__Given request__.
Copy every line in the records below that contains the word "date".

— BEGIN Available records —

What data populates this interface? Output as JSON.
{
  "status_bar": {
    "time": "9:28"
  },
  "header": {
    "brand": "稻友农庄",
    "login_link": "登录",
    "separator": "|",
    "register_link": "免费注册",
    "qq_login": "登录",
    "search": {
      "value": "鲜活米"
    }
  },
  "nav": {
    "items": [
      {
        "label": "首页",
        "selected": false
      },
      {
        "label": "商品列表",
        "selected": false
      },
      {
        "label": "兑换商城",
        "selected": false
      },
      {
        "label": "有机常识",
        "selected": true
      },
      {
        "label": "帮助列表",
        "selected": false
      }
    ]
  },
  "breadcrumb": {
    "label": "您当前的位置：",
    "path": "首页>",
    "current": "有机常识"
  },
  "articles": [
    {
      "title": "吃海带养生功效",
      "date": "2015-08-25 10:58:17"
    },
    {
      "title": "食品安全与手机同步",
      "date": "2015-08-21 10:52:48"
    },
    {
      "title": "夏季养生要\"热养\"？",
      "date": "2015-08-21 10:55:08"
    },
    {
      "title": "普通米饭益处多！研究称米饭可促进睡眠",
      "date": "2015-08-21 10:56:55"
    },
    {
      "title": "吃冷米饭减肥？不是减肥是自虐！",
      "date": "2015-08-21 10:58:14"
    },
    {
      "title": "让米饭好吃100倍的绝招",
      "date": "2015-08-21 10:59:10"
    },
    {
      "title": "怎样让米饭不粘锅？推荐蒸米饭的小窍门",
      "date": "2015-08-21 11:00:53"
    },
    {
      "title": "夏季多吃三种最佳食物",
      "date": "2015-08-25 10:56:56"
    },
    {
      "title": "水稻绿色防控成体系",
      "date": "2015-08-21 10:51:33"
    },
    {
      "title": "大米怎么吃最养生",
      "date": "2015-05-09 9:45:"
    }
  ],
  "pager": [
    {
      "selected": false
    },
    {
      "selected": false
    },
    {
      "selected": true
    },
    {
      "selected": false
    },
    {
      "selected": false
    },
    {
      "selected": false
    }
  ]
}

— END Available records —

__Full response__.
      "date": "2015-08-25 10:58:17"
      "date": "2015-08-21 10:52:48"
      "date": "2015-08-21 10:55:08"
      "date": "2015-08-21 10:56:55"
      "date": "2015-08-21 10:58:14"
      "date": "2015-08-21 10:59:10"
      "date": "2015-08-21 11:00:53"
      "date": "2015-08-25 10:56:56"
      "date": "2015-08-21 10:51:33"
      "date": "2015-05-09 9:45:"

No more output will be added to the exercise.